[Recorded data]

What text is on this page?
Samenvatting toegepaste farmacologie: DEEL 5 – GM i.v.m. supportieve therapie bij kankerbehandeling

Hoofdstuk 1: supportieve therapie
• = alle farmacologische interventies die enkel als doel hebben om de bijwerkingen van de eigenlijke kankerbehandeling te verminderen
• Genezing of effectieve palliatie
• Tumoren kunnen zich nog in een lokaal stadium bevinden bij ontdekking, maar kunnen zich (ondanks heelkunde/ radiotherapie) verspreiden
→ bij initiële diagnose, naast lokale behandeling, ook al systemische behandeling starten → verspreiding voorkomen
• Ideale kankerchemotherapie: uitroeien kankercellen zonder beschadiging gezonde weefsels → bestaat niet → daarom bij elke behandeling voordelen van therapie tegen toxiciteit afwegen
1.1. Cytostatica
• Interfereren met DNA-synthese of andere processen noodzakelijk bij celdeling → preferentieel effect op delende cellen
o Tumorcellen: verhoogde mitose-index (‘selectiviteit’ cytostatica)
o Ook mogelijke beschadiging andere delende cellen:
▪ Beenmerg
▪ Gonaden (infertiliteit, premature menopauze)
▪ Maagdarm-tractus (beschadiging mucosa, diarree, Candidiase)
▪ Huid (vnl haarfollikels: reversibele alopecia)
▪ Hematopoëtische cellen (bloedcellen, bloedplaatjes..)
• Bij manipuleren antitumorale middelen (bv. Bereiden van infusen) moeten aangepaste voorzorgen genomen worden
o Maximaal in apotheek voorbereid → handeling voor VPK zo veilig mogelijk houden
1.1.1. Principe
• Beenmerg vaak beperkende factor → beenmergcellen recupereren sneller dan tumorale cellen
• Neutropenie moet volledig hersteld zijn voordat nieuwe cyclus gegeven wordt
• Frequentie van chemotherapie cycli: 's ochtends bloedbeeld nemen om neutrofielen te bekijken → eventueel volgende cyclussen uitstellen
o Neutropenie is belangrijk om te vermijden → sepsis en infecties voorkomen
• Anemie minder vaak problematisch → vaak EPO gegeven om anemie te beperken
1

§ Exercise objective
From the first line to the last, restate the data above exactly.

§ Task result
What text is on this page?
Samenvatting toegepaste farmacologie: DEEL 5 – GM i.v.m. supportieve therapie bij kankerbehandeling

Hoofdstuk 1: supportieve therapie
• = alle farmacologische interventies die enkel als doel hebben om de bijwerkingen van de eigenlijke kankerbehandeling te verminderen
• Genezing of effectieve palliatie
• Tumoren kunnen zich nog in een lokaal stadium bevinden bij ontdekking, maar kunnen zich (ondanks heelkunde/ radiotherapie) verspreiden
→ bij initiële diagnose, naast lokale behandeling, ook al systemische behandeling starten → verspreiding voorkomen
• Ideale kankerchemotherapie: uitroeien kankercellen zonder beschadiging gezonde weefsels → bestaat niet → daarom bij elke behandeling voordelen van therapie tegen toxiciteit afwegen
1.1. Cytostatica
• Interfereren met DNA-synthese of andere processen noodzakelijk bij celdeling → preferentieel effect op delende cellen
o Tumorcellen: verhoogde mitose-index (‘selectiviteit’ cytostatica)
o Ook mogelijke beschadiging andere delende cellen:
▪ Beenmerg
▪ Gonaden (infertiliteit, premature menopauze)
▪ Maagdarm-tractus (beschadiging mucosa, diarree, Candidiase)
▪ Huid (vnl haarfollikels: reversibele alopecia)
▪ Hematopoëtische cellen (bloedcellen, bloedplaatjes..)
• Bij manipuleren antitumorale middelen (bv. Bereiden van infusen) moeten aangepaste voorzorgen genomen worden
o Maximaal in apotheek voorbereid → handeling voor VPK zo veilig mogelijk houden
1.1.1. Principe
• Beenmerg vaak beperkende factor → beenmergcellen recupereren sneller dan tumorale cellen
• Neutropenie moet volledig hersteld zijn voordat nieuwe cyclus gegeven wordt
• Frequentie van chemotherapie cycli: 's ochtends bloedbeeld nemen om neutrofielen te bekijken → eventueel volgende cyclussen uitstellen
o Neutropenie is belangrijk om te vermijden → sepsis en infecties voorkomen
• Anemie minder vaak problematisch → vaak EPO gegeven om anemie te beperken
1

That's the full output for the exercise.